Task brief: Locate the lines that hold the string "ffffff". Copy every such line.

Data items:

-------------------------

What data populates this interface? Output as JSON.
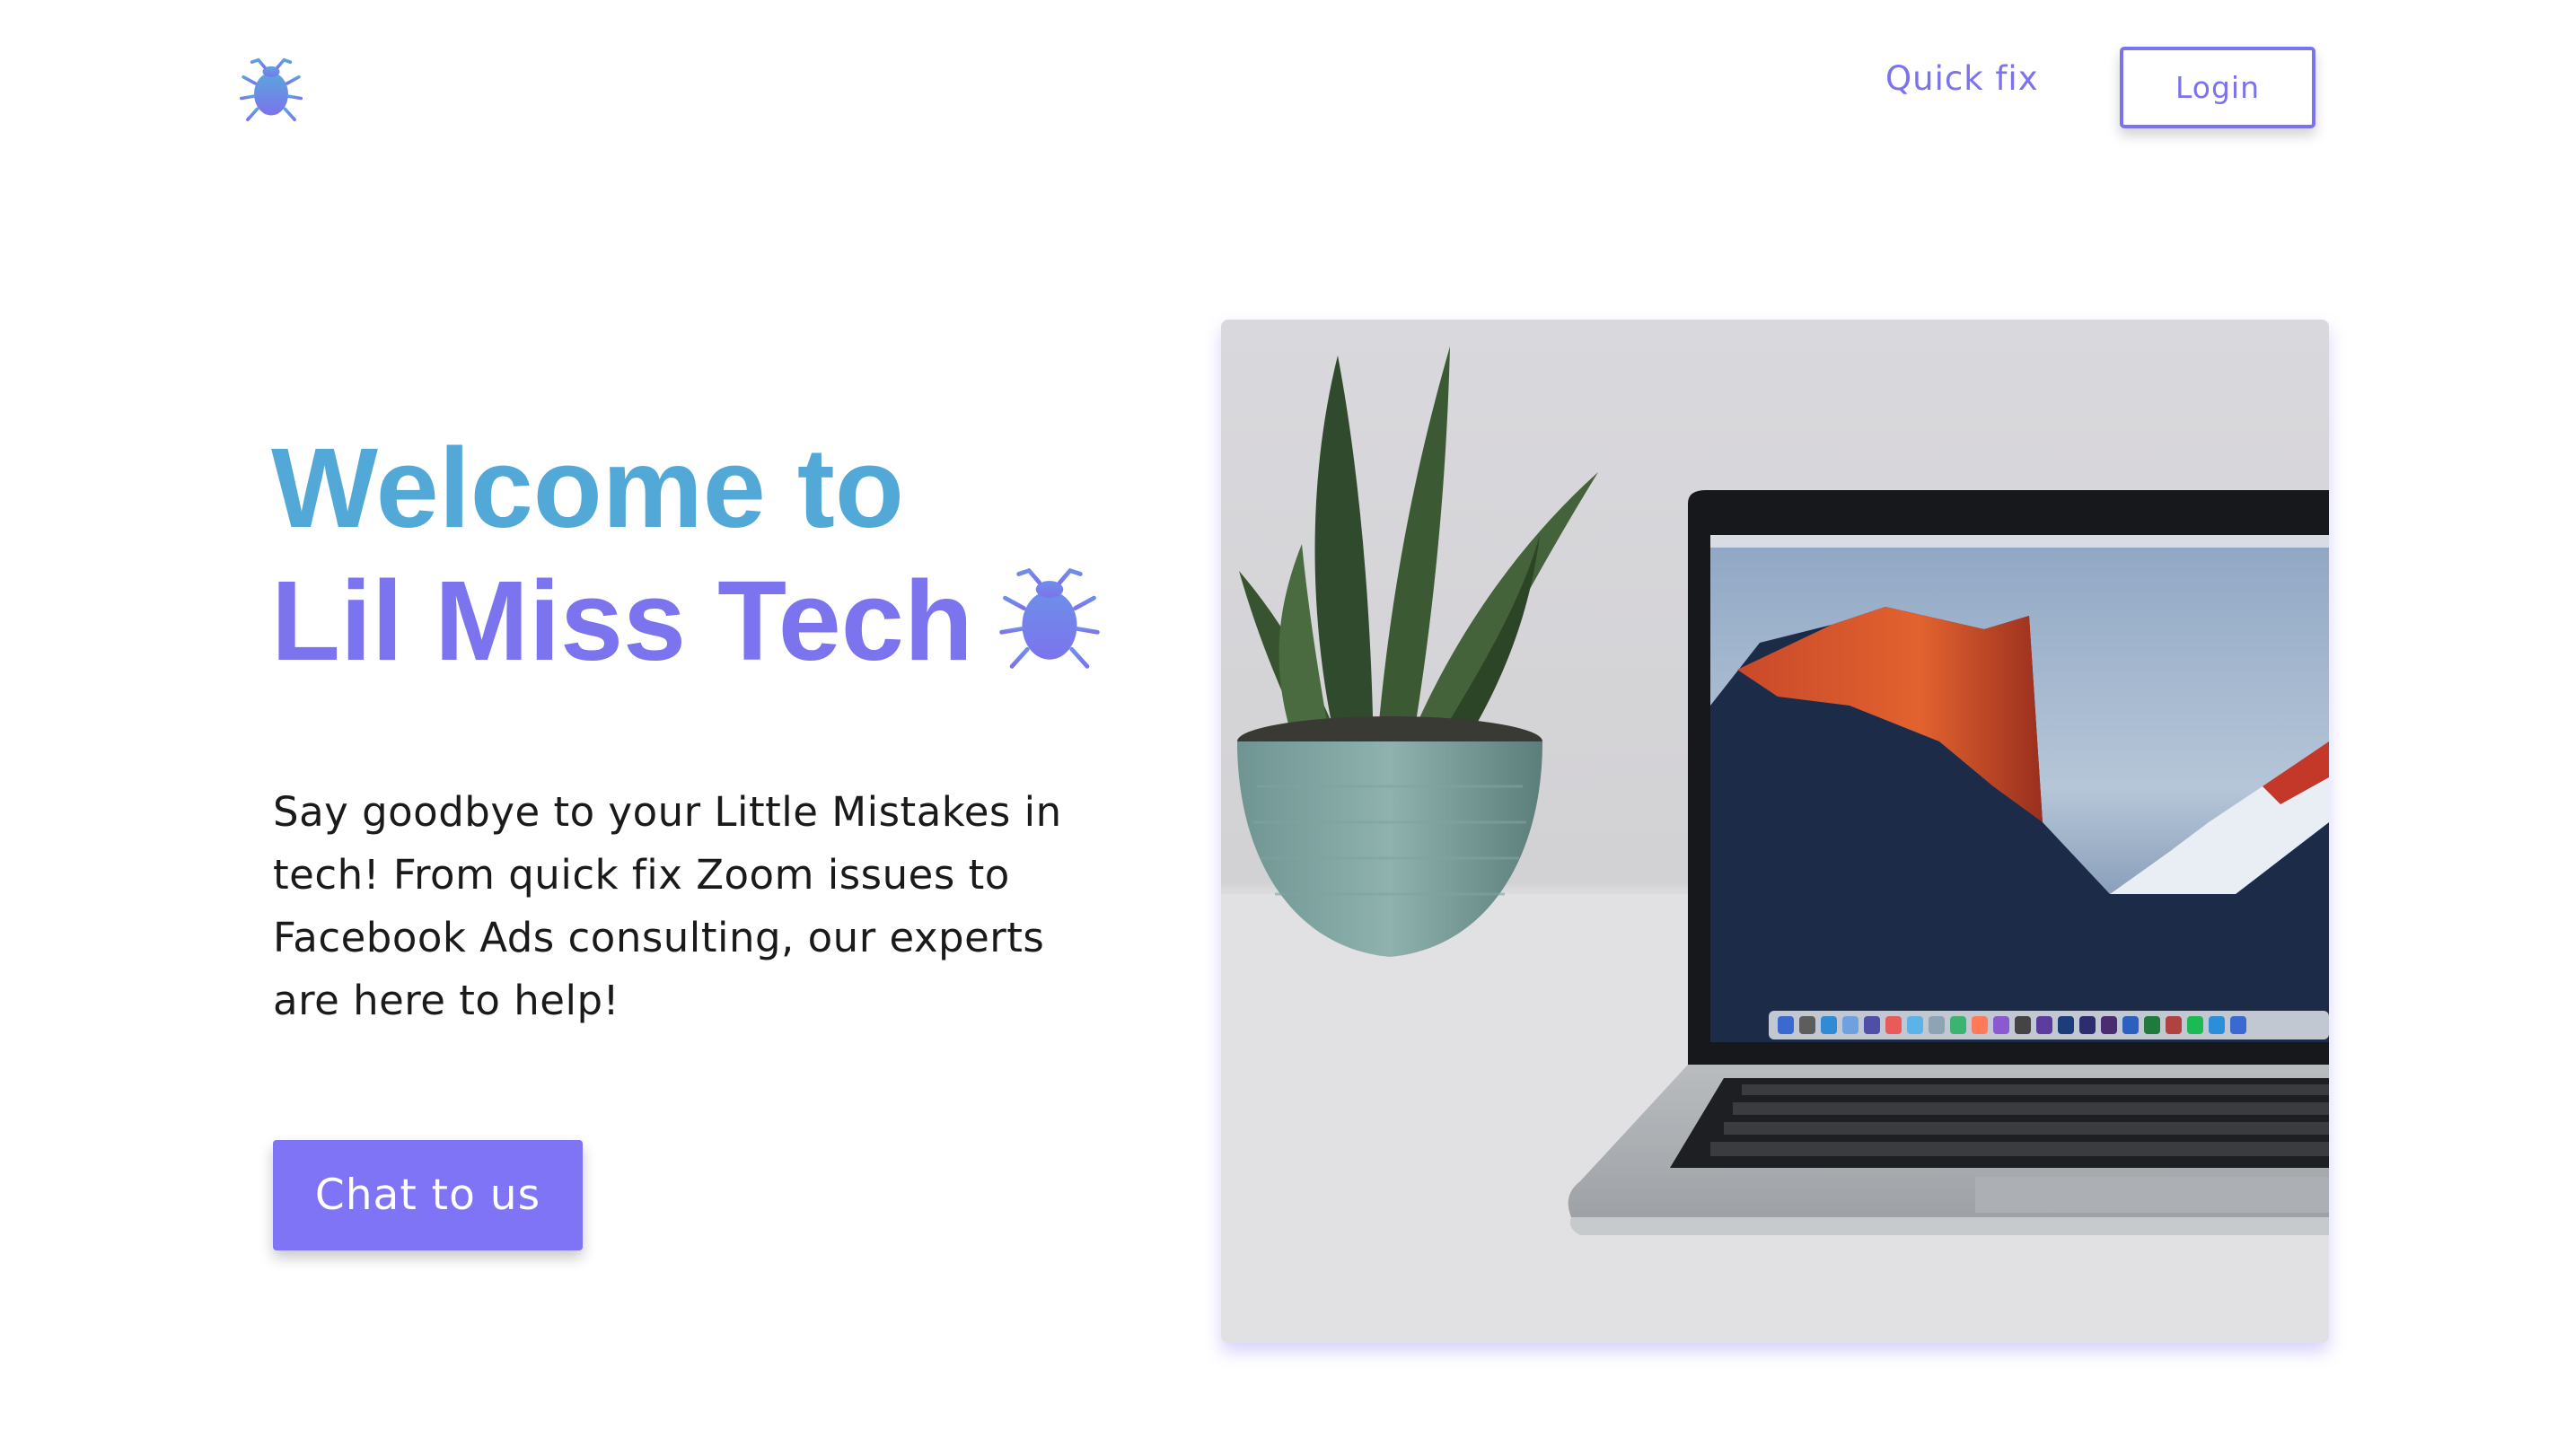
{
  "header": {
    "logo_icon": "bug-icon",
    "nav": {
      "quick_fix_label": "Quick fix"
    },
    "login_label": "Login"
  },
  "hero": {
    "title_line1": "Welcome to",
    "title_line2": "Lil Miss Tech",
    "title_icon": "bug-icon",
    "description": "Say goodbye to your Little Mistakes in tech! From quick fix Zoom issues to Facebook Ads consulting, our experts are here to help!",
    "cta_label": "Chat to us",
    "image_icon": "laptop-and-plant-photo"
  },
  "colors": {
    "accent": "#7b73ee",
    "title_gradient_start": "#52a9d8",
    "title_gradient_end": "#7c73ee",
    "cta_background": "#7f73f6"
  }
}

-------------------------

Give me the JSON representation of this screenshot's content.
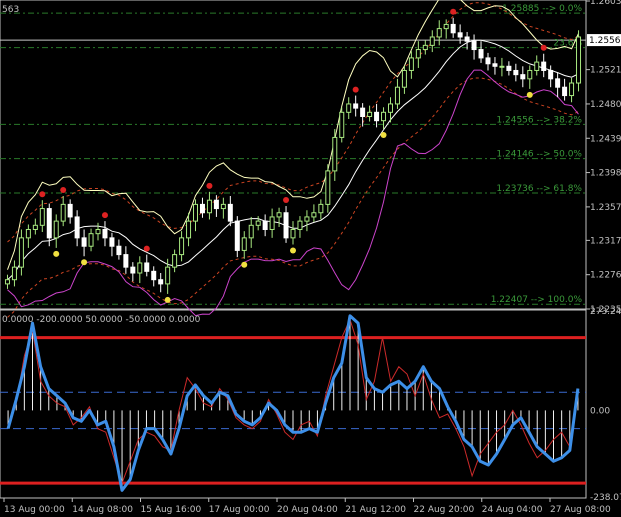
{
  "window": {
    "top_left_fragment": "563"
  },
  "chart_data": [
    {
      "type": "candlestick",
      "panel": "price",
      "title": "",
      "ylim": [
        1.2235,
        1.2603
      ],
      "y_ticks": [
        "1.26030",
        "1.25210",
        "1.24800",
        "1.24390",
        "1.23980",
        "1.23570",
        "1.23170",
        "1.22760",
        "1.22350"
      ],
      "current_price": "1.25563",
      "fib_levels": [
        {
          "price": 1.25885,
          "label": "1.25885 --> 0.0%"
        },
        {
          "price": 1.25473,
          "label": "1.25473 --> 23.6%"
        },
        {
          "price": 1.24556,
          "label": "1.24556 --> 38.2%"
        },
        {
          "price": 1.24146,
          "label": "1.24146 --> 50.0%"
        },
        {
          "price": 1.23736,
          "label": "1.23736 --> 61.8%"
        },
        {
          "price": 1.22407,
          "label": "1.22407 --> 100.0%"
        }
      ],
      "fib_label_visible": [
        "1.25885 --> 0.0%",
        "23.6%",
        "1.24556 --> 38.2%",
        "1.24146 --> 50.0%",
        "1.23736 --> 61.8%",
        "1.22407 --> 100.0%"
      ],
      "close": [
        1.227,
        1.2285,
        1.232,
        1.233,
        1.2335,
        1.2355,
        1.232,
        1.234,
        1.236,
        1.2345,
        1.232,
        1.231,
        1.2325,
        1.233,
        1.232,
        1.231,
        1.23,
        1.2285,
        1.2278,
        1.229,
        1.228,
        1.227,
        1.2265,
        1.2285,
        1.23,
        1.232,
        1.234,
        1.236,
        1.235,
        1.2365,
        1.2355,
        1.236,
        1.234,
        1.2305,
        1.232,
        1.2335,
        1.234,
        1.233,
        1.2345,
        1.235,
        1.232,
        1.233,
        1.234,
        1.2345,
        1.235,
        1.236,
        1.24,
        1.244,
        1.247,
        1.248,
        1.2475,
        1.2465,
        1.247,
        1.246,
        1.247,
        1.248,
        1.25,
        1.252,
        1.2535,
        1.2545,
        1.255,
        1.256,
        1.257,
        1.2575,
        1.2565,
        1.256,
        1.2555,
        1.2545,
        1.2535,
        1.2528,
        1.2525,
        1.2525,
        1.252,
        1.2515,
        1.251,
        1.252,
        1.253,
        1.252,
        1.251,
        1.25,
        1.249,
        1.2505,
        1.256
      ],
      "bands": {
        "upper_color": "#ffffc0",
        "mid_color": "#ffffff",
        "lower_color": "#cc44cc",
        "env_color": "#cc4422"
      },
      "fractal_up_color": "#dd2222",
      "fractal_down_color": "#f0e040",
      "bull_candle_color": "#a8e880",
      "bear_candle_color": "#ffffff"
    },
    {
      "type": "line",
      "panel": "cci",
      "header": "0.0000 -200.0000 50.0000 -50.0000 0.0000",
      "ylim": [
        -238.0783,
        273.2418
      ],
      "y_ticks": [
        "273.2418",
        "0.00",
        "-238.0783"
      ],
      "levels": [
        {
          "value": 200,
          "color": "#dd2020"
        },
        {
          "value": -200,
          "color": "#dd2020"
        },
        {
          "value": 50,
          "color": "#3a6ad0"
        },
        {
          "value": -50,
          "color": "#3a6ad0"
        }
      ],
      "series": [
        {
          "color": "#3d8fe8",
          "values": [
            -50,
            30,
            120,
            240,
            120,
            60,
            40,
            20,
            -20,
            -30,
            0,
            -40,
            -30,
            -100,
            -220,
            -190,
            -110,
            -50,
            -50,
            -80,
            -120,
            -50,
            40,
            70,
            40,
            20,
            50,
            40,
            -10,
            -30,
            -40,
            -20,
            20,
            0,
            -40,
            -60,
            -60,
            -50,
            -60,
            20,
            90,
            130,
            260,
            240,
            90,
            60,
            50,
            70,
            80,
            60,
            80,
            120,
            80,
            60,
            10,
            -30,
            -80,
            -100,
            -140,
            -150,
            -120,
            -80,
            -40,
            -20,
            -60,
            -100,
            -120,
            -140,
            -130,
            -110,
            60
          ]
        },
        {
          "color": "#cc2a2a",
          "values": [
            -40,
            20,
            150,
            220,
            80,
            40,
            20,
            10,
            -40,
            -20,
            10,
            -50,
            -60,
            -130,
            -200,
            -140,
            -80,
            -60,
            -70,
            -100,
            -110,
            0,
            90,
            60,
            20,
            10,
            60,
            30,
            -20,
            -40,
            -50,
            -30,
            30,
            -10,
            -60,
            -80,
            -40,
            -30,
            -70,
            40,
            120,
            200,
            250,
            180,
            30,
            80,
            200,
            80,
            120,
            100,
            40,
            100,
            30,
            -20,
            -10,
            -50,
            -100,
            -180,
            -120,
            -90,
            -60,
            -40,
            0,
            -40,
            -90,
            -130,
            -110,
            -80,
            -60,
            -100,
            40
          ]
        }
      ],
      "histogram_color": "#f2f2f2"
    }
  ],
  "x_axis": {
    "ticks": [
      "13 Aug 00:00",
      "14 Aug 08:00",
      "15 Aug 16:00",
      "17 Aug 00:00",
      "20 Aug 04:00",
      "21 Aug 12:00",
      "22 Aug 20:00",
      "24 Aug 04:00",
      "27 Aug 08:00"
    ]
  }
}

-------------------------

The answer:
        "mid_color": "#ffffff",
      "bear_candle_color": "#ffffff"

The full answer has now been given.